• [INPUT ROWS]:
[start]
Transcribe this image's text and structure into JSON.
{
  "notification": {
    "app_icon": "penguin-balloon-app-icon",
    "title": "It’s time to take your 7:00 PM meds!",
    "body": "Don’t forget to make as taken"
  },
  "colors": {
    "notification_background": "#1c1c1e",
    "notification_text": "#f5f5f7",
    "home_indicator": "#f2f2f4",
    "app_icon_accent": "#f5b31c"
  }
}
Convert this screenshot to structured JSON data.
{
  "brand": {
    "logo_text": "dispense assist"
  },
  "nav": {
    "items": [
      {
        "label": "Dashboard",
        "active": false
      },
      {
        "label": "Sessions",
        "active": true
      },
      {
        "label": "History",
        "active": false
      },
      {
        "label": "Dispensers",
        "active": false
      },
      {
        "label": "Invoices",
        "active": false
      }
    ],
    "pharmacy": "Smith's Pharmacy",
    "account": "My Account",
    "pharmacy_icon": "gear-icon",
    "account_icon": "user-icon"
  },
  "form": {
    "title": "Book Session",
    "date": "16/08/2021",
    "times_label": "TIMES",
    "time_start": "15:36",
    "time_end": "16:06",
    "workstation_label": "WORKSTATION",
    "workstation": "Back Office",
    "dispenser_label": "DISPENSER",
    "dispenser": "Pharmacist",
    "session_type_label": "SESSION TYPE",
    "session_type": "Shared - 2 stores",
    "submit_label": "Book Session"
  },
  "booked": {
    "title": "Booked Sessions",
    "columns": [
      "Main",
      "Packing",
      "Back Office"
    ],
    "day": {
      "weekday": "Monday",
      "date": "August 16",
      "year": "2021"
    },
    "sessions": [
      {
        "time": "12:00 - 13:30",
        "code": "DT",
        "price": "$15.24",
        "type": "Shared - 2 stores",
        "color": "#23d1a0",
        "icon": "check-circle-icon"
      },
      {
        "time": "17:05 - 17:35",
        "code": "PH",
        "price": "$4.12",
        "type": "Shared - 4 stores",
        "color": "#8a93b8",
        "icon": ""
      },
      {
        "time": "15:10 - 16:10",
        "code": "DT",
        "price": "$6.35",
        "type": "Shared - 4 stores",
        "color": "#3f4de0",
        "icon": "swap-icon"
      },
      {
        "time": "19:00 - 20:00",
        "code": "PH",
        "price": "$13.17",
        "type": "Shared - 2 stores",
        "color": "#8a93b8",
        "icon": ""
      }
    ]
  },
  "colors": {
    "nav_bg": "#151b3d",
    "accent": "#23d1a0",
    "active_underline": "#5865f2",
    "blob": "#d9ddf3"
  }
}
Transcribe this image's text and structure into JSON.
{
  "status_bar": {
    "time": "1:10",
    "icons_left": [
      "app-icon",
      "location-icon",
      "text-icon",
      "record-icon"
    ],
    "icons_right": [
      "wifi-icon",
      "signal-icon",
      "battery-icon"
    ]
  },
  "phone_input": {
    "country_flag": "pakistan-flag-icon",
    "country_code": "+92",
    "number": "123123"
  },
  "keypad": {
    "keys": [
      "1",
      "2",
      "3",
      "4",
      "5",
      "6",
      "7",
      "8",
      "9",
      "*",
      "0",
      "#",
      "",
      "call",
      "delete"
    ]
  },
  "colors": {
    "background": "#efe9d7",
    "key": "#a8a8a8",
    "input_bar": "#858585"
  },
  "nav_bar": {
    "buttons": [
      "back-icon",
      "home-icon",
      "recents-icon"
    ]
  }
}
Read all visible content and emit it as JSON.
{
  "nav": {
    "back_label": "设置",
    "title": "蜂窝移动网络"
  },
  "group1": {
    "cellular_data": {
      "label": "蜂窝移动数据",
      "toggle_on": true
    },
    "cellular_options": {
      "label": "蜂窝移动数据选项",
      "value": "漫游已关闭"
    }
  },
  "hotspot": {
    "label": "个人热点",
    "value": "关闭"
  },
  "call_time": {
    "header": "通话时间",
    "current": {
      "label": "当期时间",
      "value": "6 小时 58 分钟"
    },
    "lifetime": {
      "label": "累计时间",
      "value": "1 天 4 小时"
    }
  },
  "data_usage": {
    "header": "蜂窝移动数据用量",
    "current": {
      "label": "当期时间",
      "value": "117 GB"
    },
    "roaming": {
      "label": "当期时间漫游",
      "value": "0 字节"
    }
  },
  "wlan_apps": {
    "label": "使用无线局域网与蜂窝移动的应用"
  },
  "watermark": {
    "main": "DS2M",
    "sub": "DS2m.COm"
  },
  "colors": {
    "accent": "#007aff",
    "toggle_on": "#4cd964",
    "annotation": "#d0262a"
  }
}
[end]
All of the entries above must be quoted exactly.

• [THE RESULT]:
Transcribe this image's text and structure into JSON.
{
  "notification": {
    "app_icon": "penguin-balloon-app-icon",
    "title": "It’s time to take your 7:00 PM meds!",
    "body": "Don’t forget to make as taken"
  },
  "colors": {
    "notification_background": "#1c1c1e",
    "notification_text": "#f5f5f7",
    "home_indicator": "#f2f2f4",
    "app_icon_accent": "#f5b31c"
  }
}
Convert this screenshot to structured JSON data.
{
  "brand": {
    "logo_text": "dispense assist"
  },
  "nav": {
    "items": [
      {
        "label": "Dashboard",
        "active": false
      },
      {
        "label": "Sessions",
        "active": true
      },
      {
        "label": "History",
        "active": false
      },
      {
        "label": "Dispensers",
        "active": false
      },
      {
        "label": "Invoices",
        "active": false
      }
    ],
    "pharmacy": "Smith's Pharmacy",
    "account": "My Account",
    "pharmacy_icon": "gear-icon",
    "account_icon": "user-icon"
  },
  "form": {
    "title": "Book Session",
    "date": "16/08/2021",
    "times_label": "TIMES",
    "time_start": "15:36",
    "time_end": "16:06",
    "workstation_label": "WORKSTATION",
    "workstation": "Back Office",
    "dispenser_label": "DISPENSER",
    "dispenser": "Pharmacist",
    "session_type_label": "SESSION TYPE",
    "session_type": "Shared - 2 stores",
    "submit_label": "Book Session"
  },
  "booked": {
    "title": "Booked Sessions",
    "columns": [
      "Main",
      "Packing",
      "Back Office"
    ],
    "day": {
      "weekday": "Monday",
      "date": "August 16",
      "year": "2021"
    },
    "sessions": [
      {
        "time": "12:00 - 13:30",
        "code": "DT",
        "price": "$15.24",
        "type": "Shared - 2 stores",
        "color": "#23d1a0",
        "icon": "check-circle-icon"
      },
      {
        "time": "17:05 - 17:35",
        "code": "PH",
        "price": "$4.12",
        "type": "Shared - 4 stores",
        "color": "#8a93b8",
        "icon": ""
      },
      {
        "time": "15:10 - 16:10",
        "code": "DT",
        "price": "$6.35",
        "type": "Shared - 4 stores",
        "color": "#3f4de0",
        "icon": "swap-icon"
      },
      {
        "time": "19:00 - 20:00",
        "code": "PH",
        "price": "$13.17",
        "type": "Shared - 2 stores",
        "color": "#8a93b8",
        "icon": ""
      }
    ]
  },
  "colors": {
    "nav_bg": "#151b3d",
    "accent": "#23d1a0",
    "active_underline": "#5865f2",
    "blob": "#d9ddf3"
  }
}
Transcribe this image's text and structure into JSON.
{
  "status_bar": {
    "time": "1:10",
    "icons_left": [
      "app-icon",
      "location-icon",
      "text-icon",
      "record-icon"
    ],
    "icons_right": [
      "wifi-icon",
      "signal-icon",
      "battery-icon"
    ]
  },
  "phone_input": {
    "country_flag": "pakistan-flag-icon",
    "country_code": "+92",
    "number": "123123"
  },
  "keypad": {
    "keys": [
      "1",
      "2",
      "3",
      "4",
      "5",
      "6",
      "7",
      "8",
      "9",
      "*",
      "0",
      "#",
      "",
      "call",
      "delete"
    ]
  },
  "colors": {
    "background": "#efe9d7",
    "key": "#a8a8a8",
    "input_bar": "#858585"
  },
  "nav_bar": {
    "buttons": [
      "back-icon",
      "home-icon",
      "recents-icon"
    ]
  }
}
Read all visible content and emit it as JSON.
{
  "nav": {
    "back_label": "设置",
    "title": "蜂窝移动网络"
  },
  "group1": {
    "cellular_data": {
      "label": "蜂窝移动数据",
      "toggle_on": true
    },
    "cellular_options": {
      "label": "蜂窝移动数据选项",
      "value": "漫游已关闭"
    }
  },
  "hotspot": {
    "label": "个人热点",
    "value": "关闭"
  },
  "call_time": {
    "header": "通话时间",
    "current": {
      "label": "当期时间",
      "value": "6 小时 58 分钟"
    },
    "lifetime": {
      "label": "累计时间",
      "value": "1 天 4 小时"
    }
  },
  "data_usage": {
    "header": "蜂窝移动数据用量",
    "current": {
      "label": "当期时间",
      "value": "117 GB"
    },
    "roaming": {
      "label": "当期时间漫游",
      "value": "0 字节"
    }
  },
  "wlan_apps": {
    "label": "使用无线局域网与蜂窝移动的应用"
  },
  "watermark": {
    "main": "DS2M",
    "sub": "DS2m.COm"
  },
  "colors": {
    "accent": "#007aff",
    "toggle_on": "#4cd964",
    "annotation": "#d0262a"
  }
}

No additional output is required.